══ Given data ══

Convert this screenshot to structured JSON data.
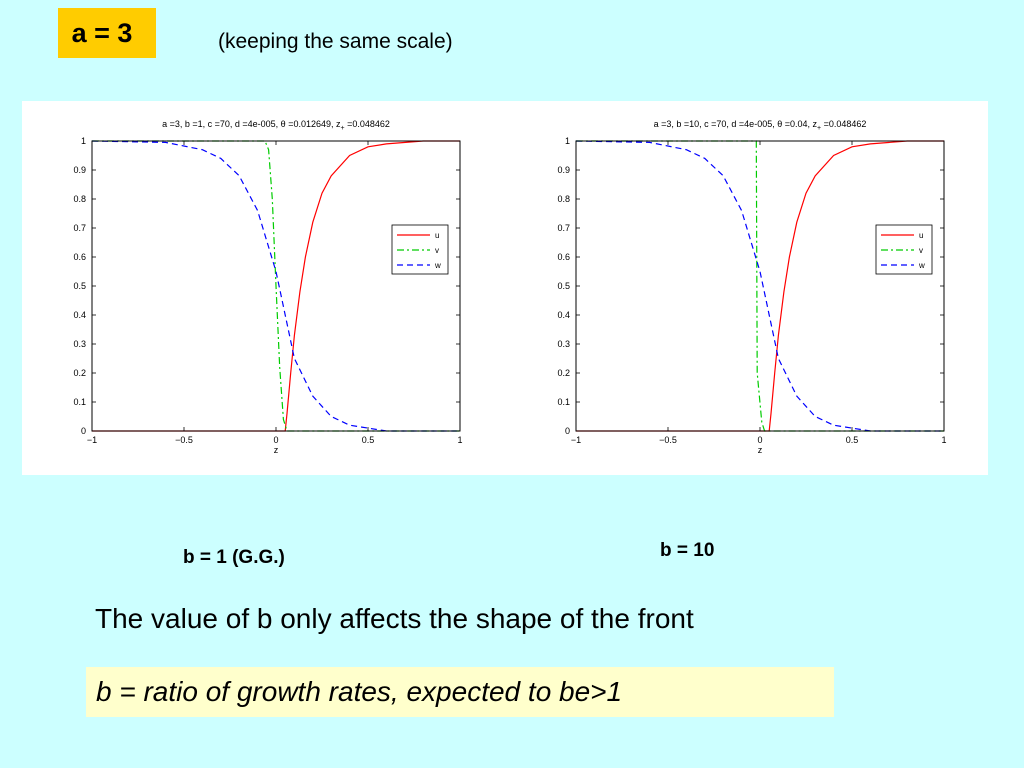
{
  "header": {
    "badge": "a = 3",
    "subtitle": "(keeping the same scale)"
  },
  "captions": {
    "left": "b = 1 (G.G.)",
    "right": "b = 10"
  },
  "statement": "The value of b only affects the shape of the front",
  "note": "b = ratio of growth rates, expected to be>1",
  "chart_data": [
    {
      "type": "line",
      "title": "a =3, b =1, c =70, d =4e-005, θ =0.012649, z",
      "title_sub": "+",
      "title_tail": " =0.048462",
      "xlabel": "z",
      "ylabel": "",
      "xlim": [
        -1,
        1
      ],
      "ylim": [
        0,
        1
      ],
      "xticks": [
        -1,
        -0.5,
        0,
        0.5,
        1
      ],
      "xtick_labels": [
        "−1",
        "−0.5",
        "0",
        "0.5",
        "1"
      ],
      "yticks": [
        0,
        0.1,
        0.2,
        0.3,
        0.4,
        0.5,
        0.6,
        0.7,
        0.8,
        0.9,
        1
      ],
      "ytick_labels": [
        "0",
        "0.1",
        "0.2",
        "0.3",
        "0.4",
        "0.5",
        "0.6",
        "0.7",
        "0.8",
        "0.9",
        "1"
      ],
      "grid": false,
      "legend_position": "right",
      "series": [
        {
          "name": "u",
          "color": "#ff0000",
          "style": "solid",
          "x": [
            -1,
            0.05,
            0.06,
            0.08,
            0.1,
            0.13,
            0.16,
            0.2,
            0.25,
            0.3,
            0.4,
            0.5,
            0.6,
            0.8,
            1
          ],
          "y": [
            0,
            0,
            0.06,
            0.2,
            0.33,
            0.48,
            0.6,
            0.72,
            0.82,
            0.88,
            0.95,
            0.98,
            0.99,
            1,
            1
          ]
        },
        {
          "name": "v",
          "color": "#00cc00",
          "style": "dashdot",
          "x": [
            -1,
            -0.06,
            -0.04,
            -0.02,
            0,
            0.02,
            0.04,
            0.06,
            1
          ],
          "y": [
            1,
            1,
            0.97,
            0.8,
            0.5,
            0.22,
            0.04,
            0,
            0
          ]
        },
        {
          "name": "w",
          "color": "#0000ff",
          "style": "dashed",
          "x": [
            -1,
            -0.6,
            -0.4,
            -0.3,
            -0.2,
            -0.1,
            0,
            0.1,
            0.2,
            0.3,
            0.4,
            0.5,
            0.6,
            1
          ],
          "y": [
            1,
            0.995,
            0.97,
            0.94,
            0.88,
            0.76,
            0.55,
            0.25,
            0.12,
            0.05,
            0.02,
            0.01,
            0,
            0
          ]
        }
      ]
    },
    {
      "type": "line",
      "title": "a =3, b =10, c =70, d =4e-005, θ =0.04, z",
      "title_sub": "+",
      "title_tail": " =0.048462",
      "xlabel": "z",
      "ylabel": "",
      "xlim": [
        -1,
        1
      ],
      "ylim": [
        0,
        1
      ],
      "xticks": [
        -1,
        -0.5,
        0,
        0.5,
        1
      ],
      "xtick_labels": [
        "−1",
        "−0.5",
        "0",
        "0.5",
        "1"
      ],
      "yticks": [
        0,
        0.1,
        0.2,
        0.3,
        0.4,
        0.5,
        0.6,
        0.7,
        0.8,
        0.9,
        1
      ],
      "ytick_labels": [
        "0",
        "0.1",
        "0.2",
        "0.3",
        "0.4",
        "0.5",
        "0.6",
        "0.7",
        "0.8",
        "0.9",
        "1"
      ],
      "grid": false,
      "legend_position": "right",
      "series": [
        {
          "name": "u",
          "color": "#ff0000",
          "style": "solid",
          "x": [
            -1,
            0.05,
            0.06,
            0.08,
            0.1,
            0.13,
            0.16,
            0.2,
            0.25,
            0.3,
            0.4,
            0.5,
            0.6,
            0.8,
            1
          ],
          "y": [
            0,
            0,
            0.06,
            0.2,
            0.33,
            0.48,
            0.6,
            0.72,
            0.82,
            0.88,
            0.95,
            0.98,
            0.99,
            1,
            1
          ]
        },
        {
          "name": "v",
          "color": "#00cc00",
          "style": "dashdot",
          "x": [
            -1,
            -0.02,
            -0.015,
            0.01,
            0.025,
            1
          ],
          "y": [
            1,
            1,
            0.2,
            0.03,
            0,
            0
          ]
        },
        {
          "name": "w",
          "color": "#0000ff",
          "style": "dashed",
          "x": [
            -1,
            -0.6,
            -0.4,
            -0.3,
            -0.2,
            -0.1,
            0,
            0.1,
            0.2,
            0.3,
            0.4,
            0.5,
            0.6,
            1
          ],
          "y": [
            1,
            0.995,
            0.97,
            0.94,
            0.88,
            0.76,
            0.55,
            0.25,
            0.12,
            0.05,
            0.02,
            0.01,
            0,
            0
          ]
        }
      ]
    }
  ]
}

═══
══ Given data ══

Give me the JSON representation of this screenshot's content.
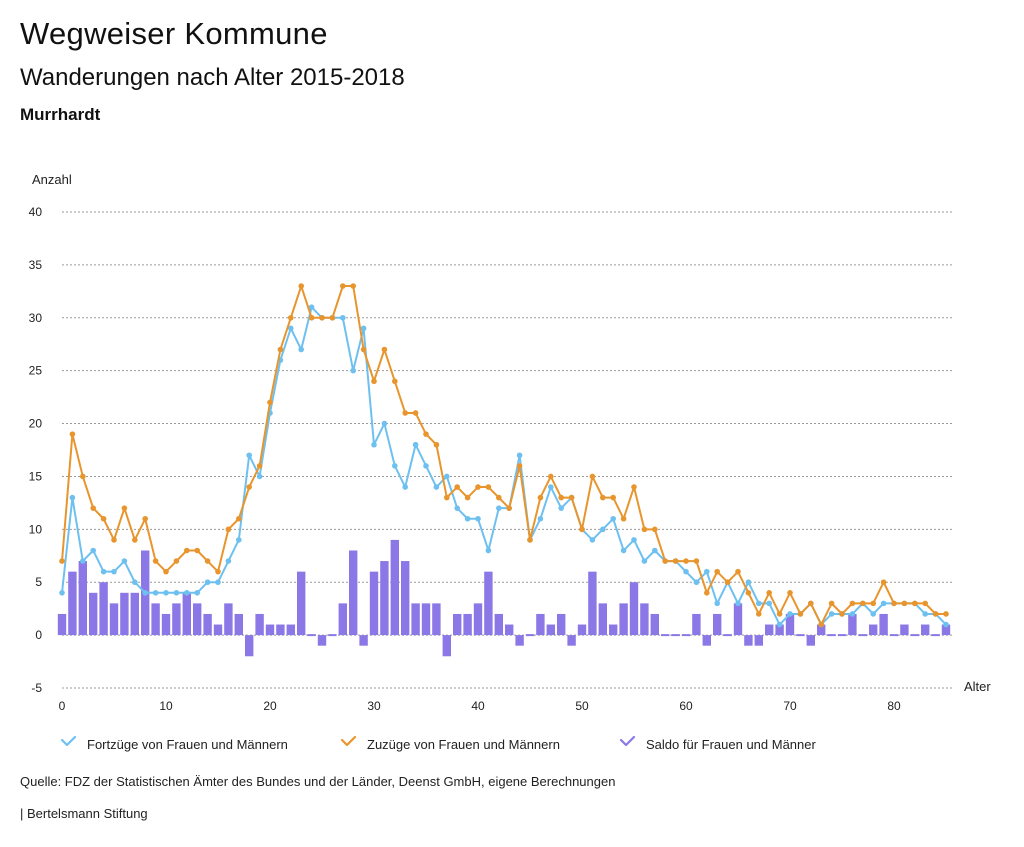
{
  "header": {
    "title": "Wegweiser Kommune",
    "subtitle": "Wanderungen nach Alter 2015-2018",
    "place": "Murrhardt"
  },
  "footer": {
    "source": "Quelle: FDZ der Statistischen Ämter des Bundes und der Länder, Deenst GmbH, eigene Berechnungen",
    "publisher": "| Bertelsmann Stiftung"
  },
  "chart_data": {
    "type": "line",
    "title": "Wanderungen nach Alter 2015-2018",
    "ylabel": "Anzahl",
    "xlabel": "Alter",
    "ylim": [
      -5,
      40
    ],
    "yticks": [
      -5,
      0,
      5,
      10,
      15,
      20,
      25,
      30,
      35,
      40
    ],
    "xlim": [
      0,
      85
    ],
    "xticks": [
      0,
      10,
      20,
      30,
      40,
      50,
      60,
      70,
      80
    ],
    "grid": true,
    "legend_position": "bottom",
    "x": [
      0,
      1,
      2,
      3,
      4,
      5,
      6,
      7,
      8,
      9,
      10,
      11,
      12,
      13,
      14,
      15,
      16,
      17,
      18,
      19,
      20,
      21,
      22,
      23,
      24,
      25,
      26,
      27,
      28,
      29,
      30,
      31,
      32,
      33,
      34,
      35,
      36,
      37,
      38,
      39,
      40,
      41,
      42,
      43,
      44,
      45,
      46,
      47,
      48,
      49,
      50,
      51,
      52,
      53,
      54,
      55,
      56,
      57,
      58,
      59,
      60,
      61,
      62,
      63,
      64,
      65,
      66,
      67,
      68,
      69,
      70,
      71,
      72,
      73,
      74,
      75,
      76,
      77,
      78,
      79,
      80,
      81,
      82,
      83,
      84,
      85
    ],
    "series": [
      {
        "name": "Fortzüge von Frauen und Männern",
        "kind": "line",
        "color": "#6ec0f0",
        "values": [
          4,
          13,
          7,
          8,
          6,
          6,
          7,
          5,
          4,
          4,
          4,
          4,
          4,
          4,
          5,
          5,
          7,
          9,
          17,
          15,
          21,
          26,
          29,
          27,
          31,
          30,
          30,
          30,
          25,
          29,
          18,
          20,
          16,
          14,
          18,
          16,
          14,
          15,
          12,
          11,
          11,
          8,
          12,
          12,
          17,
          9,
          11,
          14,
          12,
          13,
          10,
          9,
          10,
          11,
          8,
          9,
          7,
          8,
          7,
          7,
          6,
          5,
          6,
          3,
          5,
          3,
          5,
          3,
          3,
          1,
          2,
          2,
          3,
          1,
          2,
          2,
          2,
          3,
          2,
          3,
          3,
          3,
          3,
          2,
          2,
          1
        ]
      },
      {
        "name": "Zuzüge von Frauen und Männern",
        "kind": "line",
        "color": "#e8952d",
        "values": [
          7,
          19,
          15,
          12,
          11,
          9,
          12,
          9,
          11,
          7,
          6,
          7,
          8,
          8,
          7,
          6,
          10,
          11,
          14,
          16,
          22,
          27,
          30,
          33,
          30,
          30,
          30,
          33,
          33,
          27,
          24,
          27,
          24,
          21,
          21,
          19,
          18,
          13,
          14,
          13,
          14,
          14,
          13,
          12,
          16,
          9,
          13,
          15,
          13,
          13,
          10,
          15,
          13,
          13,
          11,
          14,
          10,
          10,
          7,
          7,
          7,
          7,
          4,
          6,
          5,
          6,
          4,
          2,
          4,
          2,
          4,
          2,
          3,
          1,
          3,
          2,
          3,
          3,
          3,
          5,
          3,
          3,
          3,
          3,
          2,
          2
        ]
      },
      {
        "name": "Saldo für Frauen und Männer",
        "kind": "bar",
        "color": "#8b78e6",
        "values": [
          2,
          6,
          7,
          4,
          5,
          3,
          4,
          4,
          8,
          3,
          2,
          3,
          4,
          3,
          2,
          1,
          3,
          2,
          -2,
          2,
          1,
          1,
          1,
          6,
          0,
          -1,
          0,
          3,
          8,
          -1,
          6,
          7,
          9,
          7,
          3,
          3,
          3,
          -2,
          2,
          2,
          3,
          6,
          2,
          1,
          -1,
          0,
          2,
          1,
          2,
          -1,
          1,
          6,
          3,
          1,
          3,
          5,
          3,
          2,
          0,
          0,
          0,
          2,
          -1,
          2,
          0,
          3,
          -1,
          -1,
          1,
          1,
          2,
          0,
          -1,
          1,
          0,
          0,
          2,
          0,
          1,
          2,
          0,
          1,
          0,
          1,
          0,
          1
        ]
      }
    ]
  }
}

═══

| Set task |
Copy all lines from the listing that contain "Männern".

| The completed task |
        "name": "Fortzüge von Frauen und Männern",
        "name": "Zuzüge von Frauen und Männern",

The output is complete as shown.